==== PROVIDED MATERIAL ====

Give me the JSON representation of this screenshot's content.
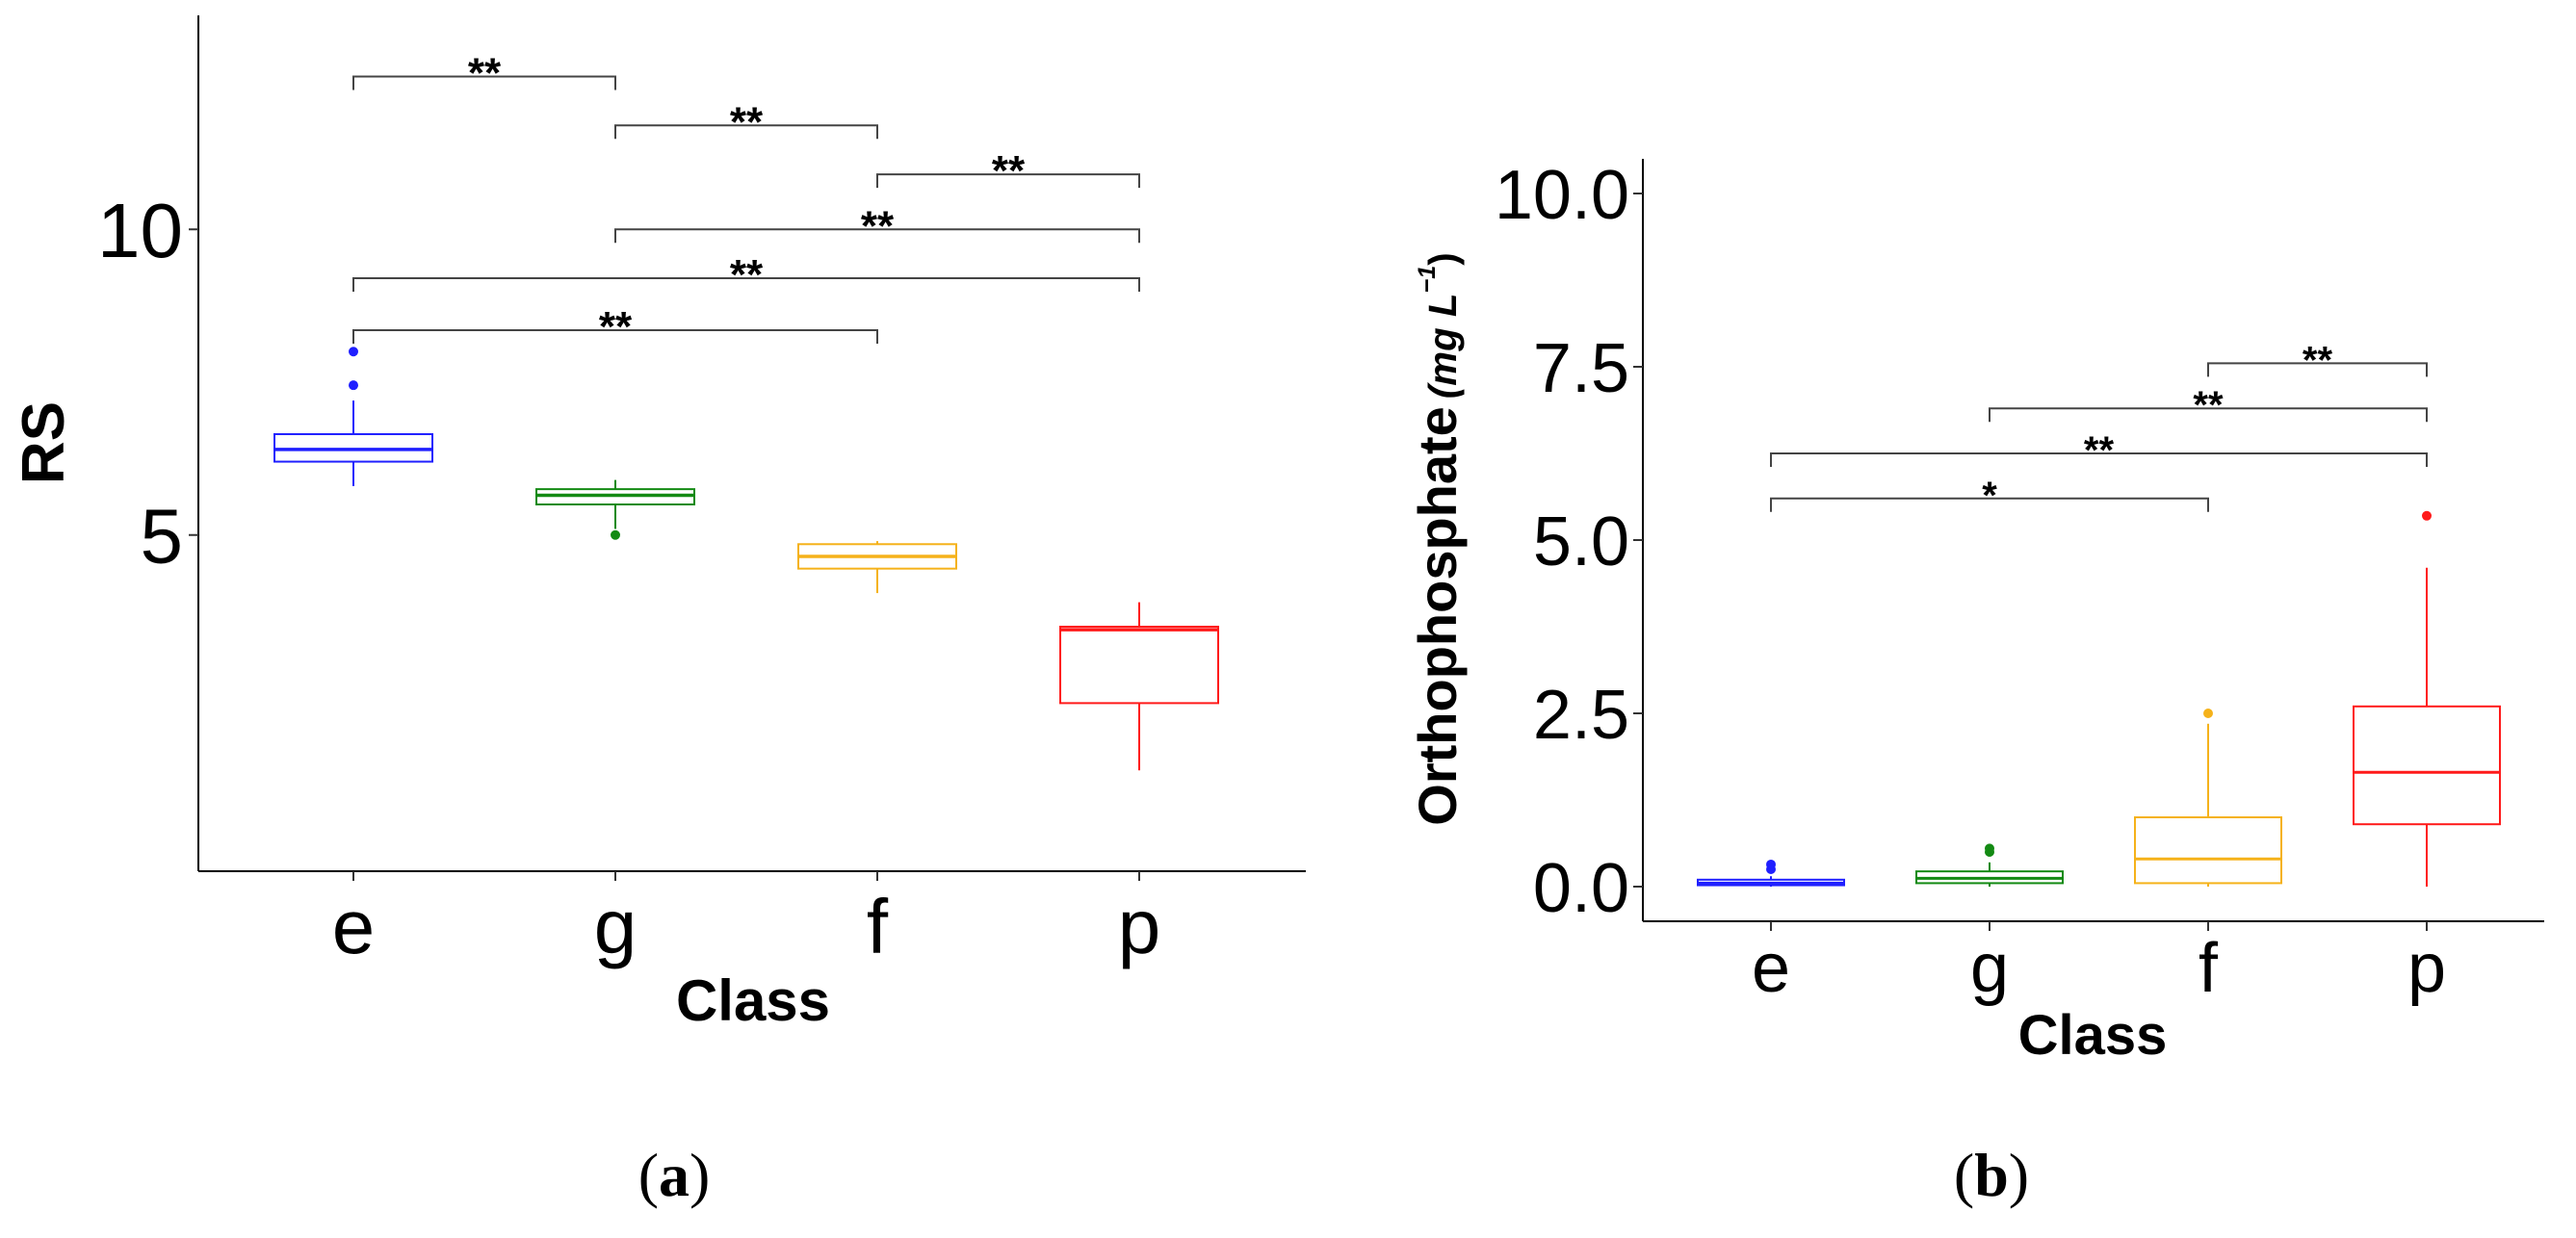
{
  "figure": {
    "panels": [
      {
        "label_open": "(",
        "label_letter": "a",
        "label_close": ")"
      },
      {
        "label_open": "(",
        "label_letter": "b",
        "label_close": ")"
      }
    ]
  },
  "chart_data": [
    {
      "type": "box",
      "panel": "a",
      "title": "",
      "xlabel": "Class",
      "ylabel": "RS",
      "ylabel_unit": "",
      "categories": [
        "e",
        "g",
        "f",
        "p"
      ],
      "colors": [
        "#1f1fff",
        "#138a13",
        "#f5b21a",
        "#ff1a1a"
      ],
      "ylim": [
        -0.5,
        13.5
      ],
      "yticks": [
        5,
        10
      ],
      "ytick_labels": [
        "5",
        "10"
      ],
      "boxes": [
        {
          "category": "e",
          "whisker_low": 5.8,
          "q1": 6.2,
          "median": 6.4,
          "q3": 6.65,
          "whisker_high": 7.2,
          "outliers": [
            7.45,
            8.0
          ]
        },
        {
          "category": "g",
          "whisker_low": 5.1,
          "q1": 5.5,
          "median": 5.65,
          "q3": 5.75,
          "whisker_high": 5.9,
          "outliers": [
            5.0
          ]
        },
        {
          "category": "f",
          "whisker_low": 4.05,
          "q1": 4.45,
          "median": 4.65,
          "q3": 4.85,
          "whisker_high": 4.9,
          "outliers": []
        },
        {
          "category": "p",
          "whisker_low": 1.15,
          "q1": 2.25,
          "median": 3.45,
          "q3": 3.5,
          "whisker_high": 3.9,
          "outliers": []
        }
      ],
      "significance": [
        {
          "from": "e",
          "to": "g",
          "y": 12.5,
          "label": "**"
        },
        {
          "from": "g",
          "to": "f",
          "y": 11.7,
          "label": "**"
        },
        {
          "from": "f",
          "to": "p",
          "y": 10.9,
          "label": "**"
        },
        {
          "from": "g",
          "to": "p",
          "y": 10.0,
          "label": "**"
        },
        {
          "from": "e",
          "to": "p",
          "y": 9.2,
          "label": "**"
        },
        {
          "from": "e",
          "to": "f",
          "y": 8.35,
          "label": "**"
        }
      ]
    },
    {
      "type": "box",
      "panel": "b",
      "title": "",
      "xlabel": "Class",
      "ylabel": "Orthophosphate",
      "ylabel_unit": "(mg L",
      "ylabel_unit_exp": "−1",
      "ylabel_unit_close": ")",
      "categories": [
        "e",
        "g",
        "f",
        "p"
      ],
      "colors": [
        "#1f1fff",
        "#138a13",
        "#f5b21a",
        "#ff1a1a"
      ],
      "ylim": [
        -0.5,
        10.5
      ],
      "yticks": [
        0,
        2.5,
        5,
        7.5,
        10
      ],
      "ytick_labels": [
        "0.0",
        "2.5",
        "5.0",
        "7.5",
        "10.0"
      ],
      "boxes": [
        {
          "category": "e",
          "whisker_low": 0.0,
          "q1": 0.02,
          "median": 0.05,
          "q3": 0.1,
          "whisker_high": 0.15,
          "outliers": [
            0.25,
            0.32
          ]
        },
        {
          "category": "g",
          "whisker_low": 0.0,
          "q1": 0.05,
          "median": 0.12,
          "q3": 0.22,
          "whisker_high": 0.35,
          "outliers": [
            0.5,
            0.55
          ]
        },
        {
          "category": "f",
          "whisker_low": 0.0,
          "q1": 0.05,
          "median": 0.4,
          "q3": 1.0,
          "whisker_high": 2.35,
          "outliers": [
            2.5
          ]
        },
        {
          "category": "p",
          "whisker_low": 0.0,
          "q1": 0.9,
          "median": 1.65,
          "q3": 2.6,
          "whisker_high": 4.6,
          "outliers": [
            5.35
          ]
        }
      ],
      "significance": [
        {
          "from": "f",
          "to": "p",
          "y": 7.55,
          "label": "**"
        },
        {
          "from": "g",
          "to": "p",
          "y": 6.9,
          "label": "**"
        },
        {
          "from": "e",
          "to": "p",
          "y": 6.25,
          "label": "**"
        },
        {
          "from": "e",
          "to": "f",
          "y": 5.6,
          "label": "*"
        }
      ]
    }
  ]
}
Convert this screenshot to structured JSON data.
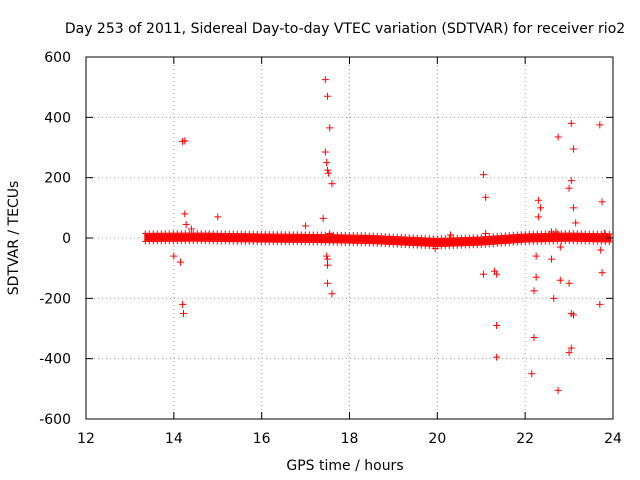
{
  "chart_data": {
    "type": "scatter",
    "title": "Day 253 of 2011, Sidereal Day-to-day VTEC variation (SDTVAR) for receiver rio2",
    "xlabel": "GPS time / hours",
    "ylabel": "SDTVAR / TECUs",
    "xlim": [
      12,
      24
    ],
    "ylim": [
      -600,
      600
    ],
    "xticks": [
      12,
      14,
      16,
      18,
      20,
      22,
      24
    ],
    "yticks": [
      -600,
      -400,
      -200,
      0,
      200,
      400,
      600
    ],
    "grid": true,
    "marker": "+",
    "series": [
      {
        "name": "SDTVAR",
        "color": "#ff0000",
        "band": {
          "x_start": 13.35,
          "x_end": 23.95,
          "center": [
            [
              13.35,
              2
            ],
            [
              14.5,
              3
            ],
            [
              16,
              0
            ],
            [
              17.5,
              -2
            ],
            [
              18.5,
              -5
            ],
            [
              20,
              -15
            ],
            [
              21,
              -10
            ],
            [
              22,
              0
            ],
            [
              23,
              3
            ],
            [
              23.95,
              0
            ]
          ],
          "half_width": 8
        },
        "points": [
          [
            14.0,
            -60
          ],
          [
            14.15,
            -80
          ],
          [
            14.2,
            320
          ],
          [
            14.25,
            322
          ],
          [
            14.2,
            -220
          ],
          [
            14.22,
            -250
          ],
          [
            14.25,
            80
          ],
          [
            14.28,
            45
          ],
          [
            14.4,
            30
          ],
          [
            15.0,
            70
          ],
          [
            14.8,
            10
          ],
          [
            17.0,
            40
          ],
          [
            17.4,
            65
          ],
          [
            17.45,
            525
          ],
          [
            17.5,
            470
          ],
          [
            17.55,
            365
          ],
          [
            17.45,
            285
          ],
          [
            17.48,
            250
          ],
          [
            17.5,
            225
          ],
          [
            17.52,
            215
          ],
          [
            17.6,
            180
          ],
          [
            17.48,
            -60
          ],
          [
            17.5,
            -90
          ],
          [
            17.5,
            -150
          ],
          [
            17.6,
            -185
          ],
          [
            17.5,
            -70
          ],
          [
            17.55,
            15
          ],
          [
            20.3,
            10
          ],
          [
            19.95,
            -35
          ],
          [
            21.05,
            210
          ],
          [
            21.1,
            135
          ],
          [
            21.1,
            15
          ],
          [
            21.05,
            -120
          ],
          [
            21.3,
            -110
          ],
          [
            21.35,
            -120
          ],
          [
            21.35,
            -290
          ],
          [
            21.35,
            -395
          ],
          [
            22.2,
            -330
          ],
          [
            22.15,
            -450
          ],
          [
            22.2,
            -175
          ],
          [
            22.25,
            -130
          ],
          [
            22.25,
            -60
          ],
          [
            22.3,
            125
          ],
          [
            22.3,
            70
          ],
          [
            22.35,
            100
          ],
          [
            22.6,
            20
          ],
          [
            22.65,
            -200
          ],
          [
            22.6,
            -70
          ],
          [
            22.7,
            20
          ],
          [
            22.75,
            335
          ],
          [
            22.75,
            -505
          ],
          [
            22.8,
            -140
          ],
          [
            22.8,
            -30
          ],
          [
            23.05,
            380
          ],
          [
            23.1,
            295
          ],
          [
            23.05,
            190
          ],
          [
            23.0,
            165
          ],
          [
            23.1,
            100
          ],
          [
            23.15,
            50
          ],
          [
            23.0,
            -150
          ],
          [
            23.05,
            -250
          ],
          [
            23.1,
            -255
          ],
          [
            23.05,
            -365
          ],
          [
            23.0,
            -380
          ],
          [
            23.7,
            375
          ],
          [
            23.75,
            120
          ],
          [
            23.72,
            -40
          ],
          [
            23.75,
            -115
          ],
          [
            23.7,
            -220
          ],
          [
            23.8,
            15
          ]
        ]
      }
    ]
  }
}
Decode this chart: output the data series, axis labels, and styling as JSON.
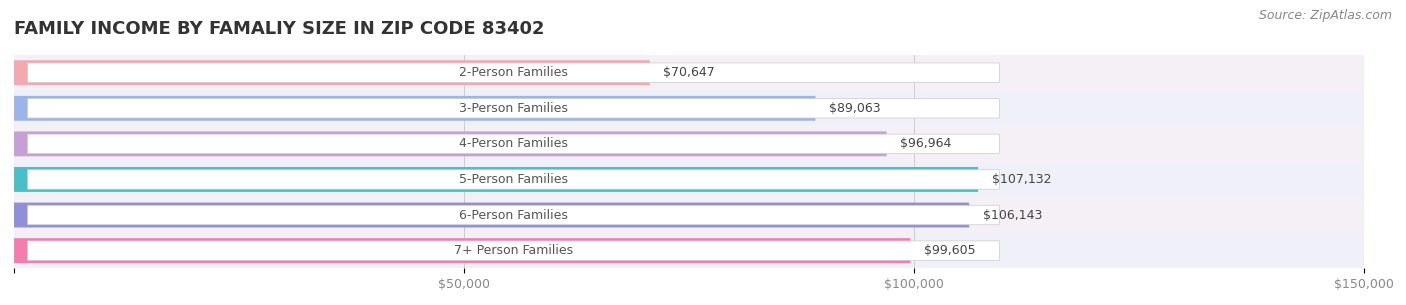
{
  "title": "FAMILY INCOME BY FAMALIY SIZE IN ZIP CODE 83402",
  "source": "Source: ZipAtlas.com",
  "categories": [
    "2-Person Families",
    "3-Person Families",
    "4-Person Families",
    "5-Person Families",
    "6-Person Families",
    "7+ Person Families"
  ],
  "values": [
    70647,
    89063,
    96964,
    107132,
    106143,
    99605
  ],
  "labels": [
    "$70,647",
    "$89,063",
    "$96,964",
    "$107,132",
    "$106,143",
    "$99,605"
  ],
  "bar_colors": [
    "#F4A9B0",
    "#9BB5E8",
    "#C4A0D4",
    "#4BBFC8",
    "#9090D8",
    "#F47DB0"
  ],
  "bar_row_colors": [
    "#F5F0F5",
    "#F0F0F8",
    "#F5F0F5",
    "#F0F0F8",
    "#F5F0F5",
    "#F0F0F8"
  ],
  "xmin": 0,
  "xmax": 150000,
  "xticks": [
    0,
    50000,
    100000,
    150000
  ],
  "xtick_labels": [
    "",
    "$50,000",
    "$100,000",
    "$150,000"
  ],
  "background_color": "#FFFFFF",
  "title_fontsize": 13,
  "label_fontsize": 9,
  "tick_fontsize": 9,
  "source_fontsize": 9
}
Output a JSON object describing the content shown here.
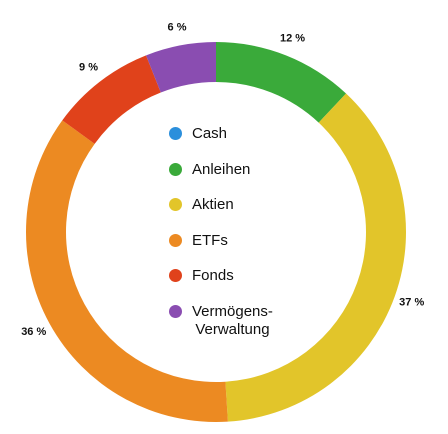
{
  "chart_data": {
    "type": "donut",
    "categories": [
      "Cash",
      "Anleihen",
      "Aktien",
      "ETFs",
      "Fonds",
      "Vermögens-\nVerwaltung"
    ],
    "values": [
      0,
      12,
      37,
      36,
      9,
      6
    ],
    "value_labels": [
      null,
      "12 %",
      "37 %",
      "36 %",
      "9 %",
      "6 %"
    ],
    "colors": [
      "#2b8fdc",
      "#3aaa3a",
      "#e2c52a",
      "#ec8a22",
      "#e0421b",
      "#8a4db1"
    ]
  }
}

====

DO THIS: Each line that holds the word "content" is to be copied.

RESPONSE:
Give me the JSON representation of this screenshot's content.
Output a JSON object describing the content shown here.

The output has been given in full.